• [Problem requirements] Check every line below for the word "compartments" and give only the number of lines where it appears.

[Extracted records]
------------
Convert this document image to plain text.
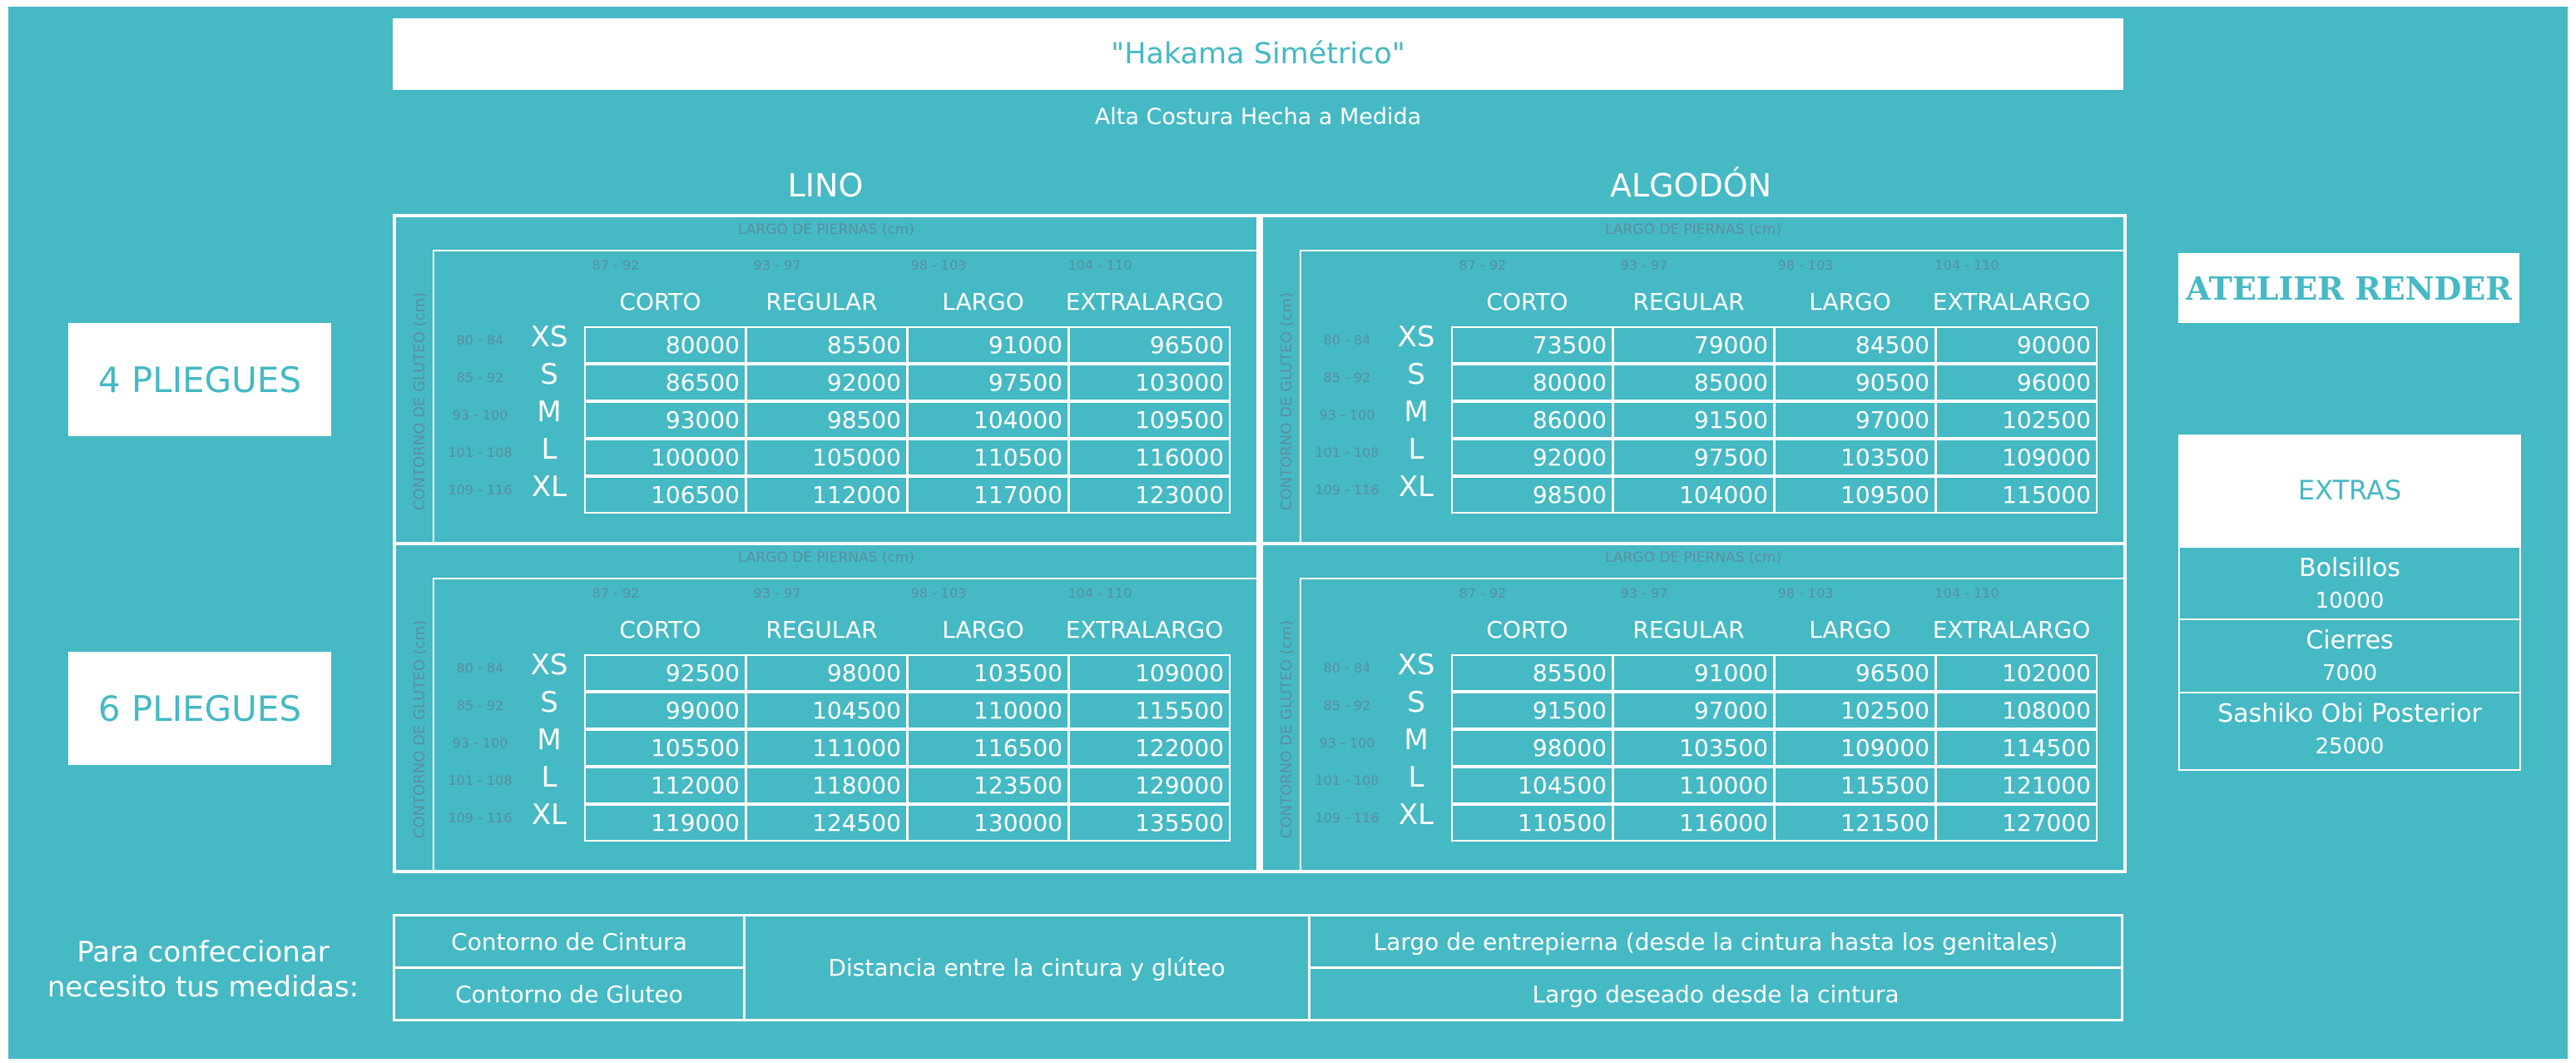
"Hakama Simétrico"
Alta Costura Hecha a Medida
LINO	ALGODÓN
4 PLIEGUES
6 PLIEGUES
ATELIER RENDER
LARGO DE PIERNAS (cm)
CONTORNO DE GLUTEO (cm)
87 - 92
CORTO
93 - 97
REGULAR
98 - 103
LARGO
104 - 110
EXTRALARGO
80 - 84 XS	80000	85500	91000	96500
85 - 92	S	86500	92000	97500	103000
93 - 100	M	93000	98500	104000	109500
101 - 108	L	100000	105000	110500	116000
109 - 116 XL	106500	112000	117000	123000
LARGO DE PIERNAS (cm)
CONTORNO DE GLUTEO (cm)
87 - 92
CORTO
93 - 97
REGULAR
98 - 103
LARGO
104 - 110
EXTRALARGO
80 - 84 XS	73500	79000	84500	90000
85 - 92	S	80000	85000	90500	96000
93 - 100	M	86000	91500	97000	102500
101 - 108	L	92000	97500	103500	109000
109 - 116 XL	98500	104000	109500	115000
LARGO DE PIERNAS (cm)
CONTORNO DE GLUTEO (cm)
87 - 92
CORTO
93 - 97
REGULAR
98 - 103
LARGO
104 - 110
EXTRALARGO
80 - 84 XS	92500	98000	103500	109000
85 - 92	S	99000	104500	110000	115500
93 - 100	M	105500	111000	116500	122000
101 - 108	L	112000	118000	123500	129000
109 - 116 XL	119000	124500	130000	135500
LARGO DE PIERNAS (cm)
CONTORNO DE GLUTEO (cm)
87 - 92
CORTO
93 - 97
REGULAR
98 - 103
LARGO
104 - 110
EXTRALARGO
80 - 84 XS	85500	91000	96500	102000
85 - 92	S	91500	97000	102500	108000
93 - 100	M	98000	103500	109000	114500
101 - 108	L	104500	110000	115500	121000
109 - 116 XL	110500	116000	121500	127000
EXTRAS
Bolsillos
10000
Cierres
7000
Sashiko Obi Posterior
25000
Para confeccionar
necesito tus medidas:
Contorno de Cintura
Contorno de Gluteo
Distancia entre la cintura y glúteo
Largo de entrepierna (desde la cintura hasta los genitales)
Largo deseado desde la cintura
------------
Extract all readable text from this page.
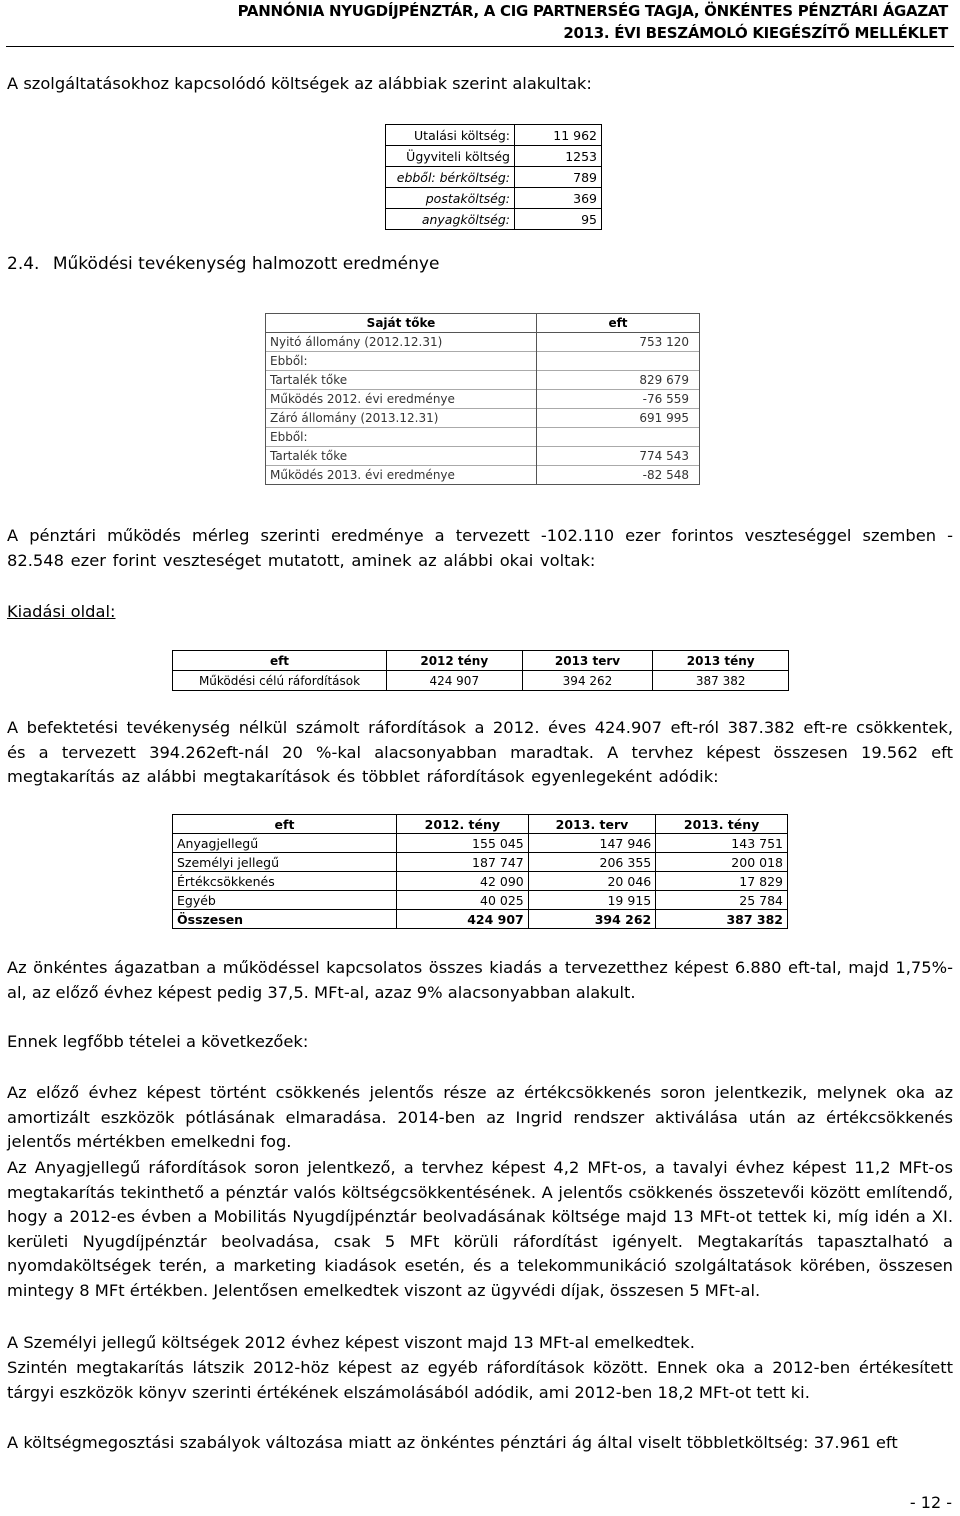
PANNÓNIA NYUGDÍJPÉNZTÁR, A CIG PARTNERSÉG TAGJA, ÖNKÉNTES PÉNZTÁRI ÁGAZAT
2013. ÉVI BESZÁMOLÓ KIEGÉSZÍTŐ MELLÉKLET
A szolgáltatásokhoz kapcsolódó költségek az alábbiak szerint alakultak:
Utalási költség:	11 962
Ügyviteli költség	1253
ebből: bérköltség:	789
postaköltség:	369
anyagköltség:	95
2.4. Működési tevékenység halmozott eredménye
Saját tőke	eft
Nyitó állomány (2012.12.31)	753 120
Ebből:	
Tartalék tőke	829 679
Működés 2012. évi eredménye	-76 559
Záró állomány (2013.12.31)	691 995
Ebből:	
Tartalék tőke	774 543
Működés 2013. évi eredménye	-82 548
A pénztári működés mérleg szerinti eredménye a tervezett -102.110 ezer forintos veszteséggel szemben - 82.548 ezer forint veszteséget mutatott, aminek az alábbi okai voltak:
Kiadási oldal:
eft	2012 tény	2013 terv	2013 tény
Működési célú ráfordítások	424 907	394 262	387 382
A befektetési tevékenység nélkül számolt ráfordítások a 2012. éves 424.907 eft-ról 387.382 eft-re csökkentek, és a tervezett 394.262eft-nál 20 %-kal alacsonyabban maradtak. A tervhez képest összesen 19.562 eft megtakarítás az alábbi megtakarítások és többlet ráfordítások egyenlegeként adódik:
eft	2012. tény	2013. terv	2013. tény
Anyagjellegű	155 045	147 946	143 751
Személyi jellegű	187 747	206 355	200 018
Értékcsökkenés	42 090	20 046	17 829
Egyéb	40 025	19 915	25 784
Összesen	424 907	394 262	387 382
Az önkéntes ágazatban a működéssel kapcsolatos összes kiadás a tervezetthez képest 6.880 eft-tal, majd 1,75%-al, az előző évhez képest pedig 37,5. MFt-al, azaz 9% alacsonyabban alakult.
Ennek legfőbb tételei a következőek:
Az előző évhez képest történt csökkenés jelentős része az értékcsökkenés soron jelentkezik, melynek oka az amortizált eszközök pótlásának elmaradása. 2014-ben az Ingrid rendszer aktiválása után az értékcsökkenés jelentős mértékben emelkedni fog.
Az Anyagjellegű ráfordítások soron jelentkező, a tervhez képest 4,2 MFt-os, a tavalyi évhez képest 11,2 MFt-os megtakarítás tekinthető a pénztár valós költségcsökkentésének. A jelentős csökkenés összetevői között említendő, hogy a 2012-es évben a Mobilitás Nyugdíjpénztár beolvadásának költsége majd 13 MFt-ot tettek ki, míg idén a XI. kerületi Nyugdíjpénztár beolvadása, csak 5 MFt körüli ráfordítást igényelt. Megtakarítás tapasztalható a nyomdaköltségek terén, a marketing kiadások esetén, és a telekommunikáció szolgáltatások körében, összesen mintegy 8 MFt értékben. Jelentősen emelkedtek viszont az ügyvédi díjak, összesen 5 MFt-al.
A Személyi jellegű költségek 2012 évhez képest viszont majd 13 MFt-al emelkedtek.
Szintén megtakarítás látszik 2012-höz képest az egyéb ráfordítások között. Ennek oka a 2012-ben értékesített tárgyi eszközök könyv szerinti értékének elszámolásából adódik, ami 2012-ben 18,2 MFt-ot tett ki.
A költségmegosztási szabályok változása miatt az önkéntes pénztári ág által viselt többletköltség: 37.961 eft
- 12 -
------------
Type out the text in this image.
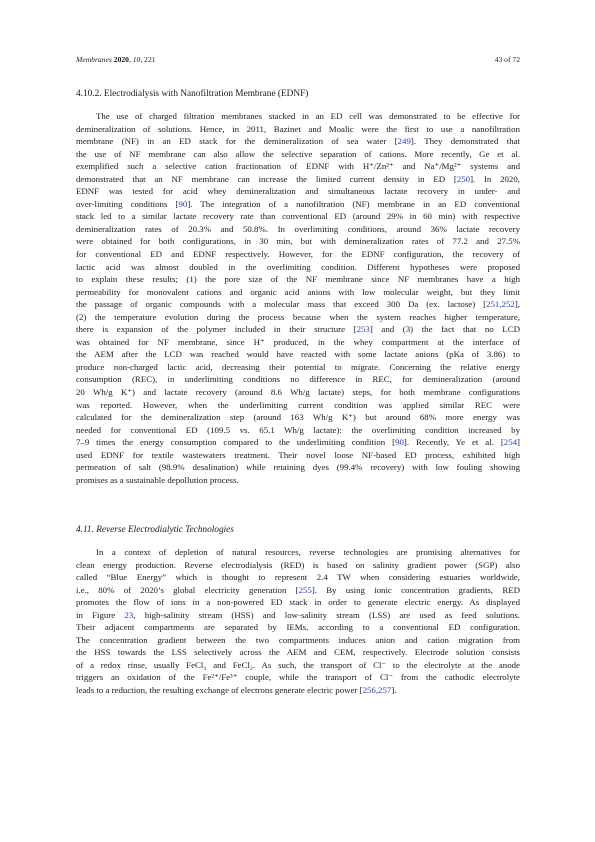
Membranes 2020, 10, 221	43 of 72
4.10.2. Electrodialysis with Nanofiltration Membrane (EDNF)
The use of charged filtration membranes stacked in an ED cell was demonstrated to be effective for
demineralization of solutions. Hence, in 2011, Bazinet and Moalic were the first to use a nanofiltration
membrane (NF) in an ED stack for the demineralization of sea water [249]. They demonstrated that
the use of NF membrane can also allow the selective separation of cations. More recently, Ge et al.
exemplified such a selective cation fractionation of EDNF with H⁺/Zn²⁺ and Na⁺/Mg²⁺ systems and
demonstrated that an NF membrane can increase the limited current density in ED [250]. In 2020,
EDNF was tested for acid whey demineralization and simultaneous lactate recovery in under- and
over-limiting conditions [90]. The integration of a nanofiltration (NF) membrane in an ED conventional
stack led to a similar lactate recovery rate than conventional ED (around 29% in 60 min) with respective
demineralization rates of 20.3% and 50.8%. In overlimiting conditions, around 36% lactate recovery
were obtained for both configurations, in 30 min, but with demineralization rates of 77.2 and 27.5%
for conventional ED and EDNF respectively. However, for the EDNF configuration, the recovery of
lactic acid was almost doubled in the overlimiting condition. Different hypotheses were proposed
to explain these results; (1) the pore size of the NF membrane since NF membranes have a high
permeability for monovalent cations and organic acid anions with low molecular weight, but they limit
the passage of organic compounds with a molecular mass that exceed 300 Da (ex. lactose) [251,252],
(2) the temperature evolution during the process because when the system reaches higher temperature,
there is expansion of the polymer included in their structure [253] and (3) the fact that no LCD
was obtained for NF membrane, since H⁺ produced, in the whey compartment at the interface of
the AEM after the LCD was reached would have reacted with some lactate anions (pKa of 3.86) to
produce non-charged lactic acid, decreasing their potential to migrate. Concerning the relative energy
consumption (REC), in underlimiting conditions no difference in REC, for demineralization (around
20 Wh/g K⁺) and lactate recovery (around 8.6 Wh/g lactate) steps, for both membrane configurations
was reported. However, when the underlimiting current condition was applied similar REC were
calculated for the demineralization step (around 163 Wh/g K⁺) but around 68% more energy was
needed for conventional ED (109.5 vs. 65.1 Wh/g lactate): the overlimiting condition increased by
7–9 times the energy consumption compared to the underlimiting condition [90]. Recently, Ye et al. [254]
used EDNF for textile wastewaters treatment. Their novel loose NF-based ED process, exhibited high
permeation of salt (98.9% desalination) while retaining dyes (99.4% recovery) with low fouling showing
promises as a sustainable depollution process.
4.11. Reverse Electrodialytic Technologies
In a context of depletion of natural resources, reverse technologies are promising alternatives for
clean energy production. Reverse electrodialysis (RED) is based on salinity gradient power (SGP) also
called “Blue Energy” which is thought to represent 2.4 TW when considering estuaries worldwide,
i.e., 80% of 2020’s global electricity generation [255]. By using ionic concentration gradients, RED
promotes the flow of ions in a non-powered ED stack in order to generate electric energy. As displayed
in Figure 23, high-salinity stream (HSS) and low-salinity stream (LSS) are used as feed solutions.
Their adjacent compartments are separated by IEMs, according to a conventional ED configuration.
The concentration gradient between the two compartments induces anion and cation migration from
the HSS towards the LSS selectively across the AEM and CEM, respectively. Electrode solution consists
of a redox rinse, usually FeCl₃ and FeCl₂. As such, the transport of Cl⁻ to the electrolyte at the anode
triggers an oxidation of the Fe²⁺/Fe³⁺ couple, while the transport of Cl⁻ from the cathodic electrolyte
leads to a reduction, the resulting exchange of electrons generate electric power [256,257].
------------
• [Result] 2